## EXERCISE MATERIAL
%%

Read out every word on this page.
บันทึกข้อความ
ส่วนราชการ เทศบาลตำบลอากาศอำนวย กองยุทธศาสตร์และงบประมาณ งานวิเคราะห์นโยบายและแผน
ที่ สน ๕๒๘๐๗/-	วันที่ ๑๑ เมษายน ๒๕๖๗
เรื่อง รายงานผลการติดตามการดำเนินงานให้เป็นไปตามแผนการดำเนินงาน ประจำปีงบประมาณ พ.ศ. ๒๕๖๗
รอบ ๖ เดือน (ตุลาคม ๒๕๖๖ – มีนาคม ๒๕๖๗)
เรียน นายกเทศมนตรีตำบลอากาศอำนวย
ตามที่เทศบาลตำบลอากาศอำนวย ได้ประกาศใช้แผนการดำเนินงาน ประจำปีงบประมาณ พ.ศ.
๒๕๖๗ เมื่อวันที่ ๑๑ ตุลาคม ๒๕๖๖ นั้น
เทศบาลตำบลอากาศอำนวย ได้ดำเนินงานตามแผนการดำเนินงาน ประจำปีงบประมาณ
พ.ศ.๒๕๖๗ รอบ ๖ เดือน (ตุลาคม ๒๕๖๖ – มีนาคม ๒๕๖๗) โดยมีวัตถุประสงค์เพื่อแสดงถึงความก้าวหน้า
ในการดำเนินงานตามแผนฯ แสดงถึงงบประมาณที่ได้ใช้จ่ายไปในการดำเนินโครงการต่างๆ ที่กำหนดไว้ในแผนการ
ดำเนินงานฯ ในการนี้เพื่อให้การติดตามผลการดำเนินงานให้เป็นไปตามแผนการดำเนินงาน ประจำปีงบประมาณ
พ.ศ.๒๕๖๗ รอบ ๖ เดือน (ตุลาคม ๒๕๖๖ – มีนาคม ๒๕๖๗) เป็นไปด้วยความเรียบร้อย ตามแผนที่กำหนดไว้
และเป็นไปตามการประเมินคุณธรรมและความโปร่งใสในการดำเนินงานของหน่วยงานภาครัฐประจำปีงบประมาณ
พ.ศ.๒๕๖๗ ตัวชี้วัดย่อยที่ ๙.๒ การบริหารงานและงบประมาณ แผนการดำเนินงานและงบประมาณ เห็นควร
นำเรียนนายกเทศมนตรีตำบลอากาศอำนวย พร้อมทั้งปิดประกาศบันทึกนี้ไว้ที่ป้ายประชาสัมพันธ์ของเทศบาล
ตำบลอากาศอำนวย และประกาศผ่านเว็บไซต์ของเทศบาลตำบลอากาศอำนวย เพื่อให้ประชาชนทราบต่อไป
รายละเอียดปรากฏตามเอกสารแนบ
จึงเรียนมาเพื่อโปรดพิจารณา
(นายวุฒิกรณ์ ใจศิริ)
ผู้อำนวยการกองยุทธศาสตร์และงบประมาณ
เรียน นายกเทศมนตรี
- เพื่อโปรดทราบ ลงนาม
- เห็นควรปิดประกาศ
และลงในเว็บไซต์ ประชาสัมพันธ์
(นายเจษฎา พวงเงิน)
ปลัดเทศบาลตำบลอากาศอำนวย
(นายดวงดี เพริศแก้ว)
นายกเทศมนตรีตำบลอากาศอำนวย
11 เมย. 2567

%%

Repeat the material word for word, in full.

Read out every word on this page.
บันทึกข้อความ
ส่วนราชการ เทศบาลตำบลอากาศอำนวย กองยุทธศาสตร์และงบประมาณ งานวิเคราะห์นโยบายและแผน
ที่ สน ๕๒๘๐๗/-	วันที่ ๑๑ เมษายน ๒๕๖๗
เรื่อง รายงานผลการติดตามการดำเนินงานให้เป็นไปตามแผนการดำเนินงาน ประจำปีงบประมาณ พ.ศ. ๒๕๖๗
รอบ ๖ เดือน (ตุลาคม ๒๕๖๖ – มีนาคม ๒๕๖๗)
เรียน นายกเทศมนตรีตำบลอากาศอำนวย
ตามที่เทศบาลตำบลอากาศอำนวย ได้ประกาศใช้แผนการดำเนินงาน ประจำปีงบประมาณ พ.ศ.
๒๕๖๗ เมื่อวันที่ ๑๑ ตุลาคม ๒๕๖๖ นั้น
เทศบาลตำบลอากาศอำนวย ได้ดำเนินงานตามแผนการดำเนินงาน ประจำปีงบประมาณ
พ.ศ.๒๕๖๗ รอบ ๖ เดือน (ตุลาคม ๒๕๖๖ – มีนาคม ๒๕๖๗) โดยมีวัตถุประสงค์เพื่อแสดงถึงความก้าวหน้า
ในการดำเนินงานตามแผนฯ แสดงถึงงบประมาณที่ได้ใช้จ่ายไปในการดำเนินโครงการต่างๆ ที่กำหนดไว้ในแผนการ
ดำเนินงานฯ ในการนี้เพื่อให้การติดตามผลการดำเนินงานให้เป็นไปตามแผนการดำเนินงาน ประจำปีงบประมาณ
พ.ศ.๒๕๖๗ รอบ ๖ เดือน (ตุลาคม ๒๕๖๖ – มีนาคม ๒๕๖๗) เป็นไปด้วยความเรียบร้อย ตามแผนที่กำหนดไว้
และเป็นไปตามการประเมินคุณธรรมและความโปร่งใสในการดำเนินงานของหน่วยงานภาครัฐประจำปีงบประมาณ
พ.ศ.๒๕๖๗ ตัวชี้วัดย่อยที่ ๙.๒ การบริหารงานและงบประมาณ แผนการดำเนินงานและงบประมาณ เห็นควร
นำเรียนนายกเทศมนตรีตำบลอากาศอำนวย พร้อมทั้งปิดประกาศบันทึกนี้ไว้ที่ป้ายประชาสัมพันธ์ของเทศบาล
ตำบลอากาศอำนวย และประกาศผ่านเว็บไซต์ของเทศบาลตำบลอากาศอำนวย เพื่อให้ประชาชนทราบต่อไป
รายละเอียดปรากฏตามเอกสารแนบ
จึงเรียนมาเพื่อโปรดพิจารณา
(นายวุฒิกรณ์ ใจศิริ)
ผู้อำนวยการกองยุทธศาสตร์และงบประมาณ
เรียน นายกเทศมนตรี
- เพื่อโปรดทราบ ลงนาม
- เห็นควรปิดประกาศ
และลงในเว็บไซต์ ประชาสัมพันธ์
(นายเจษฎา พวงเงิน)
ปลัดเทศบาลตำบลอากาศอำนวย
(นายดวงดี เพริศแก้ว)
นายกเทศมนตรีตำบลอากาศอำนวย
11 เมย. 2567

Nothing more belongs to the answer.